## EXERCISE REQUIREMENTS
From the listing below, return each line that includes "label".

======== INPUT FOR THIS TASK

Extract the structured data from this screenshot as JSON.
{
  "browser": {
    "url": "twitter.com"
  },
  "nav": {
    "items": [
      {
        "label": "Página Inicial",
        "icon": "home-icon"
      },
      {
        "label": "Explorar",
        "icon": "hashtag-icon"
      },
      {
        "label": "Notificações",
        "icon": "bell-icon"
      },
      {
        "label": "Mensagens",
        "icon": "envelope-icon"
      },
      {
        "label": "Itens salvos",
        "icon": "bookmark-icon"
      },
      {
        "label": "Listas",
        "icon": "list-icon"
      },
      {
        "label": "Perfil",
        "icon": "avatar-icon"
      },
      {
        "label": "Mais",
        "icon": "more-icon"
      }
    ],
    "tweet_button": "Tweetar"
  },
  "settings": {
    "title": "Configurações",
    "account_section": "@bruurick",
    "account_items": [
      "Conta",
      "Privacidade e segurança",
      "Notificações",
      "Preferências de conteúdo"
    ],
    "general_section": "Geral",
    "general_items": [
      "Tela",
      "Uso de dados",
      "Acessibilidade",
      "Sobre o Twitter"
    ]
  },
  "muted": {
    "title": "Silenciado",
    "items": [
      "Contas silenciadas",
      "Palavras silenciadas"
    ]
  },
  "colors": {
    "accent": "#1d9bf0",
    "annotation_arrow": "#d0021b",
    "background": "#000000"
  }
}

================

## FINAL RESULT
        "label": "Página Inicial",
        "label": "Explorar",
        "label": "Notificações",
        "label": "Mensagens",
        "label": "Itens salvos",
        "label": "Listas",
        "label": "Perfil",
        "label": "Mais",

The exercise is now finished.